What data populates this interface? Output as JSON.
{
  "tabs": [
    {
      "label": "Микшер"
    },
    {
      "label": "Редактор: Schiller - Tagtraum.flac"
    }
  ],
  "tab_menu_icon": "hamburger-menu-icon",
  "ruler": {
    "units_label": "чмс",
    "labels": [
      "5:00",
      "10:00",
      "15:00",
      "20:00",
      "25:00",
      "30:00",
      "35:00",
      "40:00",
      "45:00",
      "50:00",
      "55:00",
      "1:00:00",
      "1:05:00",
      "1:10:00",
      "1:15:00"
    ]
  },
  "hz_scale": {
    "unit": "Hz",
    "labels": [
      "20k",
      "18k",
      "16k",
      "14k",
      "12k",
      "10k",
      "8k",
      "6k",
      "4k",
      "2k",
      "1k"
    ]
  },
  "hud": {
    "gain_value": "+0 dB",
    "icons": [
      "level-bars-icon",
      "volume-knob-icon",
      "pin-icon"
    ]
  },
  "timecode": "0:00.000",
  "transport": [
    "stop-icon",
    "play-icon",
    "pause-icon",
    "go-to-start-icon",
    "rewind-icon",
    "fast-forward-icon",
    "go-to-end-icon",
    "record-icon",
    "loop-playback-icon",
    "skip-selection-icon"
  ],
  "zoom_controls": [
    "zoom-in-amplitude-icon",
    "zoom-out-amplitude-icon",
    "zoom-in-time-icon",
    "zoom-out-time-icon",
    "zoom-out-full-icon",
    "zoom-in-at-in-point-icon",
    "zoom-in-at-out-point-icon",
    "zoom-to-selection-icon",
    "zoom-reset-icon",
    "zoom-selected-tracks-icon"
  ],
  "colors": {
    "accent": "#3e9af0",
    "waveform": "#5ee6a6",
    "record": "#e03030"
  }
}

• **THE EXERCISE**:
Take the entries and copy them out exactly.

• **ANSWER FOR THIS EXERCISE**:
What data populates this interface? Output as JSON.
{
  "tabs": [
    {
      "label": "Микшер"
    },
    {
      "label": "Редактор: Schiller - Tagtraum.flac"
    }
  ],
  "tab_menu_icon": "hamburger-menu-icon",
  "ruler": {
    "units_label": "чмс",
    "labels": [
      "5:00",
      "10:00",
      "15:00",
      "20:00",
      "25:00",
      "30:00",
      "35:00",
      "40:00",
      "45:00",
      "50:00",
      "55:00",
      "1:00:00",
      "1:05:00",
      "1:10:00",
      "1:15:00"
    ]
  },
  "hz_scale": {
    "unit": "Hz",
    "labels": [
      "20k",
      "18k",
      "16k",
      "14k",
      "12k",
      "10k",
      "8k",
      "6k",
      "4k",
      "2k",
      "1k"
    ]
  },
  "hud": {
    "gain_value": "+0 dB",
    "icons": [
      "level-bars-icon",
      "volume-knob-icon",
      "pin-icon"
    ]
  },
  "timecode": "0:00.000",
  "transport": [
    "stop-icon",
    "play-icon",
    "pause-icon",
    "go-to-start-icon",
    "rewind-icon",
    "fast-forward-icon",
    "go-to-end-icon",
    "record-icon",
    "loop-playback-icon",
    "skip-selection-icon"
  ],
  "zoom_controls": [
    "zoom-in-amplitude-icon",
    "zoom-out-amplitude-icon",
    "zoom-in-time-icon",
    "zoom-out-time-icon",
    "zoom-out-full-icon",
    "zoom-in-at-in-point-icon",
    "zoom-in-at-out-point-icon",
    "zoom-to-selection-icon",
    "zoom-reset-icon",
    "zoom-selected-tracks-icon"
  ],
  "colors": {
    "accent": "#3e9af0",
    "waveform": "#5ee6a6",
    "record": "#e03030"
  }
}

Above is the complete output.